>> Start DATA SUPPLIED
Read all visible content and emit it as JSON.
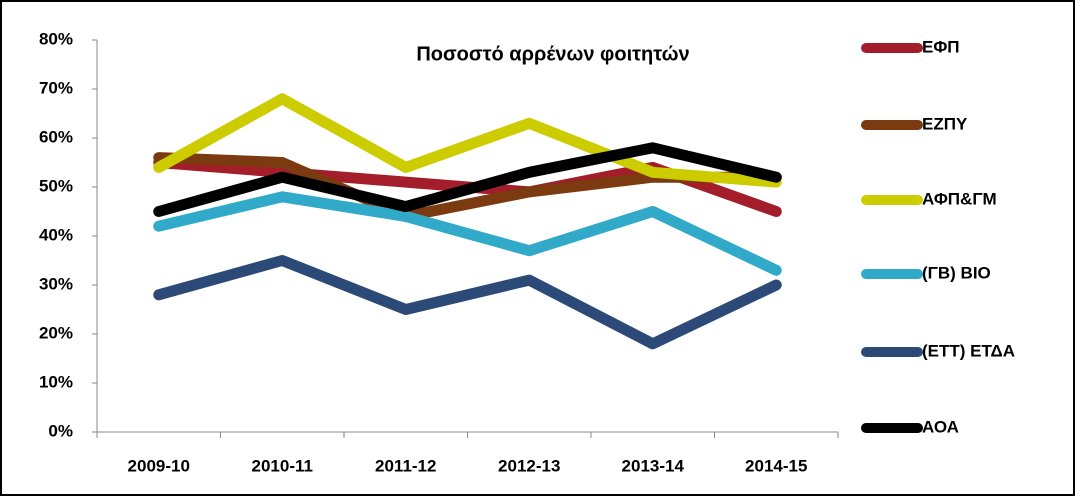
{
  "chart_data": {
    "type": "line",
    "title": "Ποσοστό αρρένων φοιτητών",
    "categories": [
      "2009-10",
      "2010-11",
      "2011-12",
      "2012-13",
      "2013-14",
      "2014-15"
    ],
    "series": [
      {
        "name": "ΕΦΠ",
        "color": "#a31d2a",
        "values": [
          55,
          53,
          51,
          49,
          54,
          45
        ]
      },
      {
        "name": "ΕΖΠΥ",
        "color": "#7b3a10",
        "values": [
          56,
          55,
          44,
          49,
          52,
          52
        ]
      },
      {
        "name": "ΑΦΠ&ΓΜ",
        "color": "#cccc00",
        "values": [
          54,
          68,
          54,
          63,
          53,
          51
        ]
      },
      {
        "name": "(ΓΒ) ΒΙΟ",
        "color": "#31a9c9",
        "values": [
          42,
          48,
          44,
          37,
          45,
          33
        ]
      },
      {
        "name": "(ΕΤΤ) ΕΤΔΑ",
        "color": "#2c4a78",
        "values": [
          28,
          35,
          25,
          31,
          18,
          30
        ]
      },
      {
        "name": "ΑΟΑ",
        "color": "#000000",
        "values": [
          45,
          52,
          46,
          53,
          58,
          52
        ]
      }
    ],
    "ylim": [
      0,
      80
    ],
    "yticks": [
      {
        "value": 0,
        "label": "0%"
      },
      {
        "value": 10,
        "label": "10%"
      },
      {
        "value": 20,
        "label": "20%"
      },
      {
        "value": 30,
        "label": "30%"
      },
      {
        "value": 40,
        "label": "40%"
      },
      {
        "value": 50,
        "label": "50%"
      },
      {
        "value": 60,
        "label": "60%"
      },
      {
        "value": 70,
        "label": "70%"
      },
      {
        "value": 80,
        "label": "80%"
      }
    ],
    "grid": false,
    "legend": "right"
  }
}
>> End DATA SUPPLIED
* _WHAT IS BEING ASKED_: Your task is to retype all the entries exactly and leave out any pictures.

* _EXPECTED OUTPUT_:
Read all visible content and emit it as JSON.
{
  "chart_data": {
    "type": "line",
    "title": "Ποσοστό αρρένων φοιτητών",
    "categories": [
      "2009-10",
      "2010-11",
      "2011-12",
      "2012-13",
      "2013-14",
      "2014-15"
    ],
    "series": [
      {
        "name": "ΕΦΠ",
        "color": "#a31d2a",
        "values": [
          55,
          53,
          51,
          49,
          54,
          45
        ]
      },
      {
        "name": "ΕΖΠΥ",
        "color": "#7b3a10",
        "values": [
          56,
          55,
          44,
          49,
          52,
          52
        ]
      },
      {
        "name": "ΑΦΠ&ΓΜ",
        "color": "#cccc00",
        "values": [
          54,
          68,
          54,
          63,
          53,
          51
        ]
      },
      {
        "name": "(ΓΒ) ΒΙΟ",
        "color": "#31a9c9",
        "values": [
          42,
          48,
          44,
          37,
          45,
          33
        ]
      },
      {
        "name": "(ΕΤΤ) ΕΤΔΑ",
        "color": "#2c4a78",
        "values": [
          28,
          35,
          25,
          31,
          18,
          30
        ]
      },
      {
        "name": "ΑΟΑ",
        "color": "#000000",
        "values": [
          45,
          52,
          46,
          53,
          58,
          52
        ]
      }
    ],
    "ylim": [
      0,
      80
    ],
    "yticks": [
      {
        "value": 0,
        "label": "0%"
      },
      {
        "value": 10,
        "label": "10%"
      },
      {
        "value": 20,
        "label": "20%"
      },
      {
        "value": 30,
        "label": "30%"
      },
      {
        "value": 40,
        "label": "40%"
      },
      {
        "value": 50,
        "label": "50%"
      },
      {
        "value": 60,
        "label": "60%"
      },
      {
        "value": 70,
        "label": "70%"
      },
      {
        "value": 80,
        "label": "80%"
      }
    ],
    "grid": false,
    "legend": "right"
  }
}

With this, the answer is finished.